■ What you have to do ■
Report how many lines below contain the word "Caps", and give only that number.

■ Records for this exercise ■
* Start *

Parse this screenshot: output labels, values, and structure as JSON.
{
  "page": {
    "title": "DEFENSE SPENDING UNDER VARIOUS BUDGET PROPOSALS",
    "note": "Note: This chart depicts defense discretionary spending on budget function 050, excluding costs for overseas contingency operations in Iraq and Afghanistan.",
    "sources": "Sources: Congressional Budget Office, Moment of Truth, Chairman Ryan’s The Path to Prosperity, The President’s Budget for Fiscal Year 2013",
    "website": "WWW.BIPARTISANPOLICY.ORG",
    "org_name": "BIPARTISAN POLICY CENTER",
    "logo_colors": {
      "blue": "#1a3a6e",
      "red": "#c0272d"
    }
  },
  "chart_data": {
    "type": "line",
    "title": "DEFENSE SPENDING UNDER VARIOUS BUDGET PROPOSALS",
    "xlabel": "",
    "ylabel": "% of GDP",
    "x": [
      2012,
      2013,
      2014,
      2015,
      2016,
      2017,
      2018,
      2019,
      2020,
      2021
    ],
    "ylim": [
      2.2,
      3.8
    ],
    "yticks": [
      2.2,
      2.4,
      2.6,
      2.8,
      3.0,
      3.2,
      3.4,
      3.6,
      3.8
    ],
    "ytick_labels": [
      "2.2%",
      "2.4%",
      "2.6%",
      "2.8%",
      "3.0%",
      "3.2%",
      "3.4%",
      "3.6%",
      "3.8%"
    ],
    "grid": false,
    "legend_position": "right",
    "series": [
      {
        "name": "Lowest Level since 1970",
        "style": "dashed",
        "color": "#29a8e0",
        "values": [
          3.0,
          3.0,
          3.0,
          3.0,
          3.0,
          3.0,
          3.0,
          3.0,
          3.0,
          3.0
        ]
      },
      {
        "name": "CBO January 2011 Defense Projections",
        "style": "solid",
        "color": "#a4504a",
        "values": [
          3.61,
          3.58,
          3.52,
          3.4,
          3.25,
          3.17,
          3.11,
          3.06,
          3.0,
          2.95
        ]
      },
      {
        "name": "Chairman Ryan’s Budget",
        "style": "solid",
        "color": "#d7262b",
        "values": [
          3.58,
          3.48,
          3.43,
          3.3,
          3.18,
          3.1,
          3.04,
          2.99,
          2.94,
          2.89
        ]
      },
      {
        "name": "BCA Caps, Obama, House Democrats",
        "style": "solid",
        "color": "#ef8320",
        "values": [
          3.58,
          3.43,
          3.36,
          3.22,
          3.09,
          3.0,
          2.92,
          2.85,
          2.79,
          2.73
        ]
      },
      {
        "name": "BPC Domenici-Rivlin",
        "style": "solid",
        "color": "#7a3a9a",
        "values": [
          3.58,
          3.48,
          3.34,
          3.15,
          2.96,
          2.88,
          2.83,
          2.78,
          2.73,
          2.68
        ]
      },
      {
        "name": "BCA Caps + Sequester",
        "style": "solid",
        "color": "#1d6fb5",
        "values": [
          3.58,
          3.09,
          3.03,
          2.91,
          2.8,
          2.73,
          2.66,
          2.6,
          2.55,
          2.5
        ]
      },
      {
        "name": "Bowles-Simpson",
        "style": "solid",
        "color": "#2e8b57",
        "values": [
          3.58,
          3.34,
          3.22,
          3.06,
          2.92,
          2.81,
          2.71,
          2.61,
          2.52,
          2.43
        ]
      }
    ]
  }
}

* End *

■ Result below ■
2